» **YOUR OBJECTIVE**: Every record must be written out once more, with nothing added or omitted.

* begin RECORD EXCERPTS *

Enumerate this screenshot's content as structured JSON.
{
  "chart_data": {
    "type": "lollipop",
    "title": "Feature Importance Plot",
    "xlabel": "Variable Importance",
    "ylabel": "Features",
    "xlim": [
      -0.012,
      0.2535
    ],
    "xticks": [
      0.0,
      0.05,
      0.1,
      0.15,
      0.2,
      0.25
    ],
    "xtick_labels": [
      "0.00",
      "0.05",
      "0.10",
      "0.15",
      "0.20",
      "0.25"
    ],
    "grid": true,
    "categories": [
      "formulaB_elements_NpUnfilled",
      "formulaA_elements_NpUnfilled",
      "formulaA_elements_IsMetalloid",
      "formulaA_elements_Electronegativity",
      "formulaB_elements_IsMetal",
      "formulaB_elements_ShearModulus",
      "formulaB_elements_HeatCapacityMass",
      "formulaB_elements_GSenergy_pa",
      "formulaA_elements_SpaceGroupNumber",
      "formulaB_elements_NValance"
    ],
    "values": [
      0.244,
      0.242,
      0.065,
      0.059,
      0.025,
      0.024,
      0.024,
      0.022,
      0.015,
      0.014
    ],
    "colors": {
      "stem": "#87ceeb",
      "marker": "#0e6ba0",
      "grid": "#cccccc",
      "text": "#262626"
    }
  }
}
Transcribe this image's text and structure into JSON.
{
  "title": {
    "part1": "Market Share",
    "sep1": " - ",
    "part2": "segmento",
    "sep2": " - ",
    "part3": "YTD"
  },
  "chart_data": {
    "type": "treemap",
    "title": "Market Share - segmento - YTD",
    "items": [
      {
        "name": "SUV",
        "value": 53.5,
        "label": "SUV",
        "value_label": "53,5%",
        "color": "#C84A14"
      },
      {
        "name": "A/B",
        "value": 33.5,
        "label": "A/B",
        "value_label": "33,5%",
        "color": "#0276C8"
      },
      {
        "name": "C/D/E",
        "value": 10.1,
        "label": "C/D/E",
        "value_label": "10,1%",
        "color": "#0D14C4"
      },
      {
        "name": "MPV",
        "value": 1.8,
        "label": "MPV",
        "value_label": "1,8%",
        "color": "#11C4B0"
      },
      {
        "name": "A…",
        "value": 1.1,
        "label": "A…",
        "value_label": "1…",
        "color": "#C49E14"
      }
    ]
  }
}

* end RECORD EXCERPTS *

» **CORRECT RESULT**:
Enumerate this screenshot's content as structured JSON.
{
  "chart_data": {
    "type": "lollipop",
    "title": "Feature Importance Plot",
    "xlabel": "Variable Importance",
    "ylabel": "Features",
    "xlim": [
      -0.012,
      0.2535
    ],
    "xticks": [
      0.0,
      0.05,
      0.1,
      0.15,
      0.2,
      0.25
    ],
    "xtick_labels": [
      "0.00",
      "0.05",
      "0.10",
      "0.15",
      "0.20",
      "0.25"
    ],
    "grid": true,
    "categories": [
      "formulaB_elements_NpUnfilled",
      "formulaA_elements_NpUnfilled",
      "formulaA_elements_IsMetalloid",
      "formulaA_elements_Electronegativity",
      "formulaB_elements_IsMetal",
      "formulaB_elements_ShearModulus",
      "formulaB_elements_HeatCapacityMass",
      "formulaB_elements_GSenergy_pa",
      "formulaA_elements_SpaceGroupNumber",
      "formulaB_elements_NValance"
    ],
    "values": [
      0.244,
      0.242,
      0.065,
      0.059,
      0.025,
      0.024,
      0.024,
      0.022,
      0.015,
      0.014
    ],
    "colors": {
      "stem": "#87ceeb",
      "marker": "#0e6ba0",
      "grid": "#cccccc",
      "text": "#262626"
    }
  }
}
Transcribe this image's text and structure into JSON.
{
  "title": {
    "part1": "Market Share",
    "sep1": " - ",
    "part2": "segmento",
    "sep2": " - ",
    "part3": "YTD"
  },
  "chart_data": {
    "type": "treemap",
    "title": "Market Share - segmento - YTD",
    "items": [
      {
        "name": "SUV",
        "value": 53.5,
        "label": "SUV",
        "value_label": "53,5%",
        "color": "#C84A14"
      },
      {
        "name": "A/B",
        "value": 33.5,
        "label": "A/B",
        "value_label": "33,5%",
        "color": "#0276C8"
      },
      {
        "name": "C/D/E",
        "value": 10.1,
        "label": "C/D/E",
        "value_label": "10,1%",
        "color": "#0D14C4"
      },
      {
        "name": "MPV",
        "value": 1.8,
        "label": "MPV",
        "value_label": "1,8%",
        "color": "#11C4B0"
      },
      {
        "name": "A…",
        "value": 1.1,
        "label": "A…",
        "value_label": "1…",
        "color": "#C49E14"
      }
    ]
  }
}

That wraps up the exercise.